RECORDED INFORMATION:
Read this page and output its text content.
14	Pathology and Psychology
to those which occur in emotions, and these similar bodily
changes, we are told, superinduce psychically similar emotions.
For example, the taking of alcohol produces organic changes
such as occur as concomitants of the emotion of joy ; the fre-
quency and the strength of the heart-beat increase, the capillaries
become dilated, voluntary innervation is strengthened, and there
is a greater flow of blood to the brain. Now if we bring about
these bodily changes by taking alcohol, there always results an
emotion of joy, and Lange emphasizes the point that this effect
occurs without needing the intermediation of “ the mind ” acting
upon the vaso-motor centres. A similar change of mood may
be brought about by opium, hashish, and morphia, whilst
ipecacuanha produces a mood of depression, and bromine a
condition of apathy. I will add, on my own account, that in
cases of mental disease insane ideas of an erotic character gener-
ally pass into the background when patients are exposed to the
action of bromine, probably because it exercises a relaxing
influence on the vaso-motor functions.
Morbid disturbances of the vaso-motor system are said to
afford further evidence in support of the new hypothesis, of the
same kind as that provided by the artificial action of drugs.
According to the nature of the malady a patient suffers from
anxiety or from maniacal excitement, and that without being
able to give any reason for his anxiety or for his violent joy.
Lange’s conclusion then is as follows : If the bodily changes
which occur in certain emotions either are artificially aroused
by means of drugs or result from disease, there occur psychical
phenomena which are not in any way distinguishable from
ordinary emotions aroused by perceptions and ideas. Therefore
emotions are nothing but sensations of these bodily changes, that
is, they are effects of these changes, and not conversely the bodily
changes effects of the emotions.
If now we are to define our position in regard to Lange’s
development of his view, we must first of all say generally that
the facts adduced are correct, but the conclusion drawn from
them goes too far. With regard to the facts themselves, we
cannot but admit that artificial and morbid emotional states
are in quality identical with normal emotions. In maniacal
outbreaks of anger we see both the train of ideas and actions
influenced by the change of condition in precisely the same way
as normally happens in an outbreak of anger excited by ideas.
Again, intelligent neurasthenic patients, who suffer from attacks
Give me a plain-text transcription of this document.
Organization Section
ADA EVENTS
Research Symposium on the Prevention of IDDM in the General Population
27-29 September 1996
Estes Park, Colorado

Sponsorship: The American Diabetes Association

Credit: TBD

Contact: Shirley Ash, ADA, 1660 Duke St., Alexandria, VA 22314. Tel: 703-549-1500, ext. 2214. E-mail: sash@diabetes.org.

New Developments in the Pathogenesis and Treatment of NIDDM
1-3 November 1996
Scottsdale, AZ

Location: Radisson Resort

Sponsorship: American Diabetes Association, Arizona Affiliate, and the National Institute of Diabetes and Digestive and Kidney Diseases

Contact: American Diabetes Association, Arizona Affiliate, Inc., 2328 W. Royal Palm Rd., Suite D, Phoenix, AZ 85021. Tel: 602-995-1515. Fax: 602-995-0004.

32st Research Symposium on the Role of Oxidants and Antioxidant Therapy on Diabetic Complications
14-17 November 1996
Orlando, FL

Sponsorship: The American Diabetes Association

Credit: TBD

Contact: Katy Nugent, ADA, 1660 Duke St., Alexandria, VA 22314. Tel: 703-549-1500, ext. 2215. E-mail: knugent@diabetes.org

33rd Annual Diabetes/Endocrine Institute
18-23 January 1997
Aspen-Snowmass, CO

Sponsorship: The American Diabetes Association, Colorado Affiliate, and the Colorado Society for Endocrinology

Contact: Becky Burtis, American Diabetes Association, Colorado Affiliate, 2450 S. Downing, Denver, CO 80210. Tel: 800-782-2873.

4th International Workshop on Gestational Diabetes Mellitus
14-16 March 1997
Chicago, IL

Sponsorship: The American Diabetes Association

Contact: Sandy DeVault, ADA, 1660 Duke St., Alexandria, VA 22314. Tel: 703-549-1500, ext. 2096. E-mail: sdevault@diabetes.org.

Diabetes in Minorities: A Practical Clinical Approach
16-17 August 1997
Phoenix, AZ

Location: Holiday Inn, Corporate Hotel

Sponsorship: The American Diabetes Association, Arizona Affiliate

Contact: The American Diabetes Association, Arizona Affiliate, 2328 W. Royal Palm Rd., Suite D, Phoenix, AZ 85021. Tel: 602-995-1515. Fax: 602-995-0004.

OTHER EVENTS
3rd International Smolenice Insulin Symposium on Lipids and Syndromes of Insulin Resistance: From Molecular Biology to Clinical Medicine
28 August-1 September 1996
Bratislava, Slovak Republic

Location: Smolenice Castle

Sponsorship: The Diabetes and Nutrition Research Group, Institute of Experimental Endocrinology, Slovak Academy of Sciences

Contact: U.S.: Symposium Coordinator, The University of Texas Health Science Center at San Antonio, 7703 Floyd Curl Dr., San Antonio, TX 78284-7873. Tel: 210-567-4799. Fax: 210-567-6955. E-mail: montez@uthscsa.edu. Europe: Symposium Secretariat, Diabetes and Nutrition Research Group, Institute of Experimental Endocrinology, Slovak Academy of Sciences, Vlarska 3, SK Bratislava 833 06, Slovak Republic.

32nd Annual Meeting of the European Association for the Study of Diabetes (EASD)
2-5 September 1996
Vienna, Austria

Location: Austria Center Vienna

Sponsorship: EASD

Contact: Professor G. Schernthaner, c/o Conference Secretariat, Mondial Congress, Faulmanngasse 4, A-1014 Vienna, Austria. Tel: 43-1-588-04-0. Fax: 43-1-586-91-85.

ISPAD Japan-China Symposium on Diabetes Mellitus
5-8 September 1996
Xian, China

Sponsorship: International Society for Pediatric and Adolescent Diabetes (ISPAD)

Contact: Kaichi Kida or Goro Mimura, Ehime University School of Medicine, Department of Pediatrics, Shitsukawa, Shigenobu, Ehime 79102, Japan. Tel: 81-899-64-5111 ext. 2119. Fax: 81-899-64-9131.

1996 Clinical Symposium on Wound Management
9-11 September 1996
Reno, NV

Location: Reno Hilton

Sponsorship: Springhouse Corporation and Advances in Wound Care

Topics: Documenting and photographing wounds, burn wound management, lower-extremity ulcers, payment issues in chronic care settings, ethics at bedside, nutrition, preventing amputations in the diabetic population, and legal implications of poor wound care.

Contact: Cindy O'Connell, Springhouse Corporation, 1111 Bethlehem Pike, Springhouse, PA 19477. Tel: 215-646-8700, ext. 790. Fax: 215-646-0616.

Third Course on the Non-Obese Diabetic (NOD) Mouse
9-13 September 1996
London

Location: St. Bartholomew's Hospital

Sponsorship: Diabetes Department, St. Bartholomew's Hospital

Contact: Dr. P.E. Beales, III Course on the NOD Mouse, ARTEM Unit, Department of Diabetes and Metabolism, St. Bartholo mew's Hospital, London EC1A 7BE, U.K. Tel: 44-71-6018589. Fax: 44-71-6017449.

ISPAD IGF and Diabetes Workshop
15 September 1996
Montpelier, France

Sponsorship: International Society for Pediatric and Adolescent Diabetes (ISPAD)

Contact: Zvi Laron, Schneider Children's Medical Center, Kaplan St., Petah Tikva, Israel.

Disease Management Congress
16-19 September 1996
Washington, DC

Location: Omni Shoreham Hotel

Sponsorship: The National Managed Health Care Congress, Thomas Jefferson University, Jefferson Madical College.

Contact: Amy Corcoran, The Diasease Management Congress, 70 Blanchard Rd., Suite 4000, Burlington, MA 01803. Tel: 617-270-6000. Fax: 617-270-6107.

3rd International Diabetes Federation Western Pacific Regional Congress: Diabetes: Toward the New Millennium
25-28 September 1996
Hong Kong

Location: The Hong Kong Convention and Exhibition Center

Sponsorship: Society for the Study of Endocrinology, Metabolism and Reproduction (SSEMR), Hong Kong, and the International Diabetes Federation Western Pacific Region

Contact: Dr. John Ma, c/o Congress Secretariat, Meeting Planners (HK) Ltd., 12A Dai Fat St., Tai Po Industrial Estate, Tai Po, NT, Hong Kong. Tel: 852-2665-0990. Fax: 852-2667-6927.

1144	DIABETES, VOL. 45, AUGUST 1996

TRY IT:
A single number is expected: the count of lines in the entries that carry the string "Federation".

OUTPUT OF THE EXERCISE:
2